Problem: With the pictures omitted, write out the entries that follow exactly as they stand.
◆ ◆ ◆ ◆ ◆
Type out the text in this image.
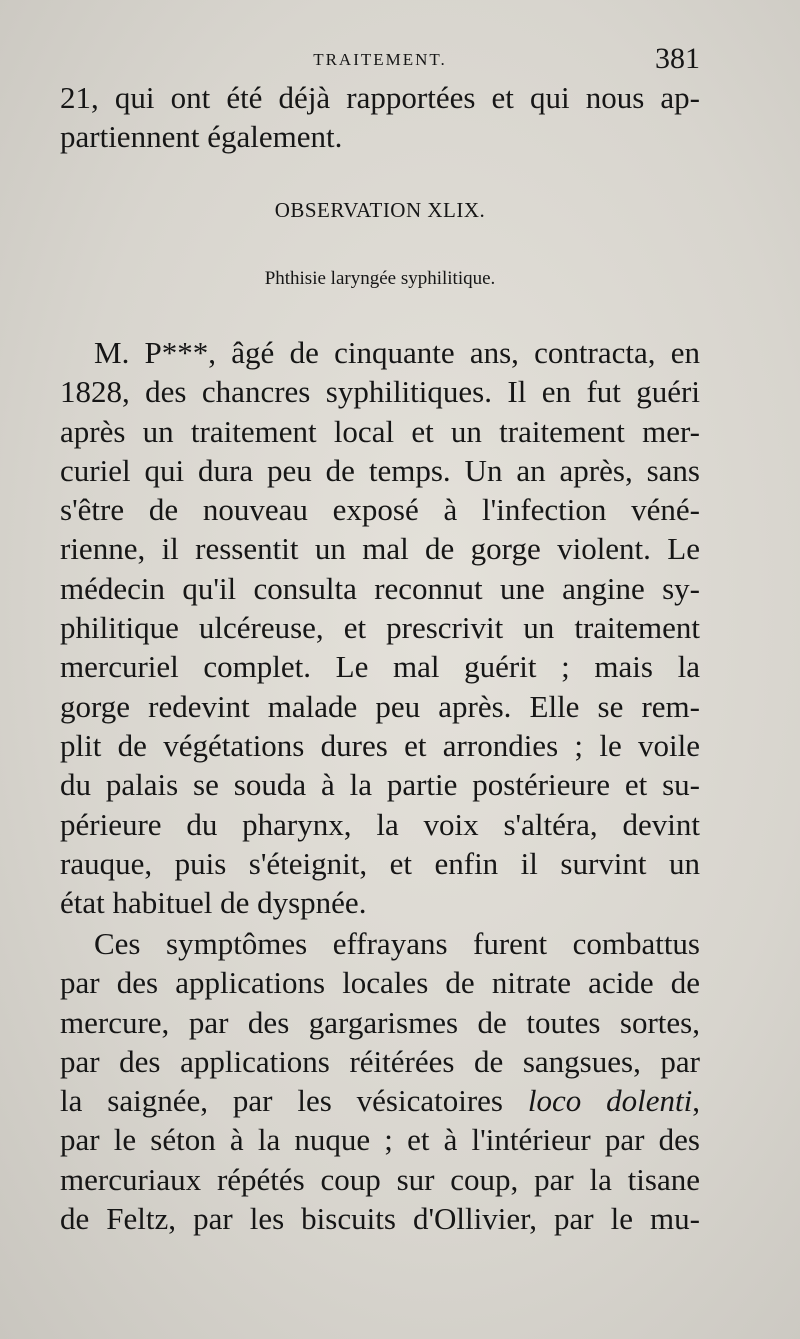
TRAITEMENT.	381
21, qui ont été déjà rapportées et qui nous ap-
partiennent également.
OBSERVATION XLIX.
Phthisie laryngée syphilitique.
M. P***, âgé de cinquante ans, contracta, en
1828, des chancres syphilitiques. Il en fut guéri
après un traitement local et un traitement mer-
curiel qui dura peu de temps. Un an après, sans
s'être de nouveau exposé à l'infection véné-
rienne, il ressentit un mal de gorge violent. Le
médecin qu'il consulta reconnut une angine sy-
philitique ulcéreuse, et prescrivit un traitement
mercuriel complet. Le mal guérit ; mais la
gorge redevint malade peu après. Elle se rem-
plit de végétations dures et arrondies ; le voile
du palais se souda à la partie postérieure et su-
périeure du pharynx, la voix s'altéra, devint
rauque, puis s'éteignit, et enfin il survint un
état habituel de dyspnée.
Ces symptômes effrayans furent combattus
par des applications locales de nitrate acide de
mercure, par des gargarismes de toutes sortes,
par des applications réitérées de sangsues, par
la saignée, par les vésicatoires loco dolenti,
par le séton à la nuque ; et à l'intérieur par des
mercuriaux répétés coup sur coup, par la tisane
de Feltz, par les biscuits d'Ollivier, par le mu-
◆ ◆ ◆ ◆ ◆
Task answer:
Type out the text in this image.
TRAITEMENT.	381
21, qui ont été déjà rapportées et qui nous ap-
partiennent également.
OBSERVATION XLIX.
Phthisie laryngée syphilitique.
M. P***, âgé de cinquante ans, contracta, en
1828, des chancres syphilitiques. Il en fut guéri
après un traitement local et un traitement mer-
curiel qui dura peu de temps. Un an après, sans
s'être de nouveau exposé à l'infection véné-
rienne, il ressentit un mal de gorge violent. Le
médecin qu'il consulta reconnut une angine sy-
philitique ulcéreuse, et prescrivit un traitement
mercuriel complet. Le mal guérit ; mais la
gorge redevint malade peu après. Elle se rem-
plit de végétations dures et arrondies ; le voile
du palais se souda à la partie postérieure et su-
périeure du pharynx, la voix s'altéra, devint
rauque, puis s'éteignit, et enfin il survint un
état habituel de dyspnée.
Ces symptômes effrayans furent combattus
par des applications locales de nitrate acide de
mercure, par des gargarismes de toutes sortes,
par des applications réitérées de sangsues, par
la saignée, par les vésicatoires loco dolenti,
par le séton à la nuque ; et à l'intérieur par des
mercuriaux répétés coup sur coup, par la tisane
de Feltz, par les biscuits d'Ollivier, par le mu-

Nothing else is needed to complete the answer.